• [Recorded data]

◆ ◆ ◆ ◆

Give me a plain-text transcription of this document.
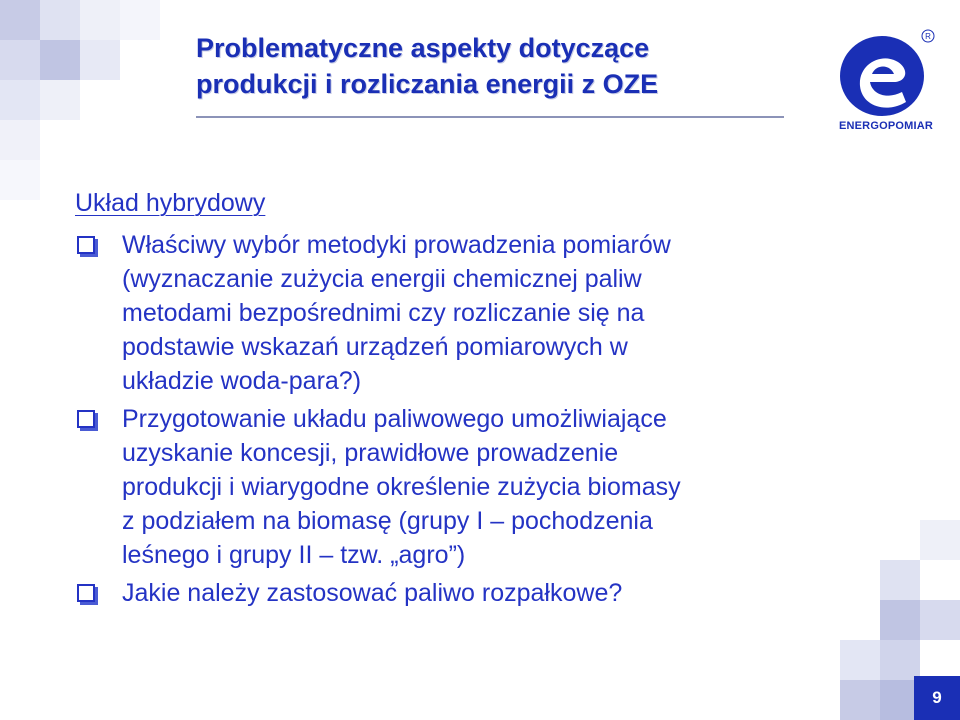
Problematyczne aspekty dotyczące
produkcji i rozliczania energii z OZE
R
ENERGOPOMIAR
Układ hybrydowy
Właściwy wybór metodyki prowadzenia pomiarów
(wyznaczanie zużycia energii chemicznej paliw
metodami bezpośrednimi czy rozliczanie się na
podstawie wskazań urządzeń pomiarowych w
układzie woda-para?)
Przygotowanie układu paliwowego umożliwiające
uzyskanie koncesji, prawidłowe prowadzenie
produkcji i wiarygodne określenie zużycia biomasy
z podziałem na biomasę (grupy I – pochodzenia
leśnego i grupy II – tzw. „agro”)
Jakie należy zastosować paliwo rozpałkowe?
9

◆ ◆ ◆ ◆

• [Instructions to follow]
Give every record back exactly as it reads, with no images.

• [Expected output]
Give me a plain-text transcription of this document.
Problematyczne aspekty dotyczące
produkcji i rozliczania energii z OZE
R
ENERGOPOMIAR
Układ hybrydowy
Właściwy wybór metodyki prowadzenia pomiarów
(wyznaczanie zużycia energii chemicznej paliw
metodami bezpośrednimi czy rozliczanie się na
podstawie wskazań urządzeń pomiarowych w
układzie woda-para?)
Przygotowanie układu paliwowego umożliwiające
uzyskanie koncesji, prawidłowe prowadzenie
produkcji i wiarygodne określenie zużycia biomasy
z podziałem na biomasę (grupy I – pochodzenia
leśnego i grupy II – tzw. „agro”)
Jakie należy zastosować paliwo rozpałkowe?
9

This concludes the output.